▶ Directive
Lines holding the string "电气工程及其自动化" are the ones to copy; find them all in the data.
[START Entries provided]
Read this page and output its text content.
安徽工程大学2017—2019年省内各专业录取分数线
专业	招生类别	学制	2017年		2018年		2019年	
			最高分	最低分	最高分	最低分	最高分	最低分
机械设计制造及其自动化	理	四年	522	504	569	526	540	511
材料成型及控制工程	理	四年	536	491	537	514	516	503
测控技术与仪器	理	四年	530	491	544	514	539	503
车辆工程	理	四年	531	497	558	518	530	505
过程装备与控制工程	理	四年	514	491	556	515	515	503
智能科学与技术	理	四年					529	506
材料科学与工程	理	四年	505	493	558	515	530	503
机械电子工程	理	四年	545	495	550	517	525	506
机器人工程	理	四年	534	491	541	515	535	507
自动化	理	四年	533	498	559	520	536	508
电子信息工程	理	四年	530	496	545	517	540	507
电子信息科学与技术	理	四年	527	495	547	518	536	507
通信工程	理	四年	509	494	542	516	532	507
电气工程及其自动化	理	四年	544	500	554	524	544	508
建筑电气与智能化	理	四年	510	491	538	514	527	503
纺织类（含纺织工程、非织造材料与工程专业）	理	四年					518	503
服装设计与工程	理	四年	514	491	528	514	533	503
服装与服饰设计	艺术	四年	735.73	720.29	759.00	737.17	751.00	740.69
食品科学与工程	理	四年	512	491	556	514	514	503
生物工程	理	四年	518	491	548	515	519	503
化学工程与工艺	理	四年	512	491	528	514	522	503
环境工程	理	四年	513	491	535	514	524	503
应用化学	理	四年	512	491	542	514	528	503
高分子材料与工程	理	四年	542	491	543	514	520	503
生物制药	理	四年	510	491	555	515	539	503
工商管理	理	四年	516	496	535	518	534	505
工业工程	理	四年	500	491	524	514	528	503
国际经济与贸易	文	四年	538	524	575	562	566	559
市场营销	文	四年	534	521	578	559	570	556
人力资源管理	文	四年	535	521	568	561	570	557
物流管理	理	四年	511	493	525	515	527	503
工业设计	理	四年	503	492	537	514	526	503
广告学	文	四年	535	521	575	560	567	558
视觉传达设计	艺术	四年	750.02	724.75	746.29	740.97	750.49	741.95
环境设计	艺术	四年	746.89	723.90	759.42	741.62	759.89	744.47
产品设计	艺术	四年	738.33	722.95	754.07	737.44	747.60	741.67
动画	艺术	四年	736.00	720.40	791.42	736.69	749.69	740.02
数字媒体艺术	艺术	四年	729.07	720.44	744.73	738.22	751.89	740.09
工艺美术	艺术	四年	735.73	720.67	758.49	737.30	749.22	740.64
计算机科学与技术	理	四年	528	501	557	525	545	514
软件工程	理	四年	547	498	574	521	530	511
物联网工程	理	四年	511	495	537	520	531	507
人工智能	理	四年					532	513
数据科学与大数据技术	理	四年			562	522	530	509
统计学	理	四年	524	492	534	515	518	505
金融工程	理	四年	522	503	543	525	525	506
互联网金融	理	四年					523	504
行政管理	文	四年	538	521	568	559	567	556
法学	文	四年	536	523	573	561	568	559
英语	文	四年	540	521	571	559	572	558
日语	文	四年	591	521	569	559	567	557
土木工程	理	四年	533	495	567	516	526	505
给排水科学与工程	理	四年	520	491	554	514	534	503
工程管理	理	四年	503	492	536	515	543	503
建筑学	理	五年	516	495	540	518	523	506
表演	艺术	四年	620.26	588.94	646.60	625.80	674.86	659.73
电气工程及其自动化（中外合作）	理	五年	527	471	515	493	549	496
[END Entries provided]
▶ Solution
电气工程及其自动化	理	四年	544	500	554	524	544	508
电气工程及其自动化（中外合作）	理	五年	527	471	515	493	549	496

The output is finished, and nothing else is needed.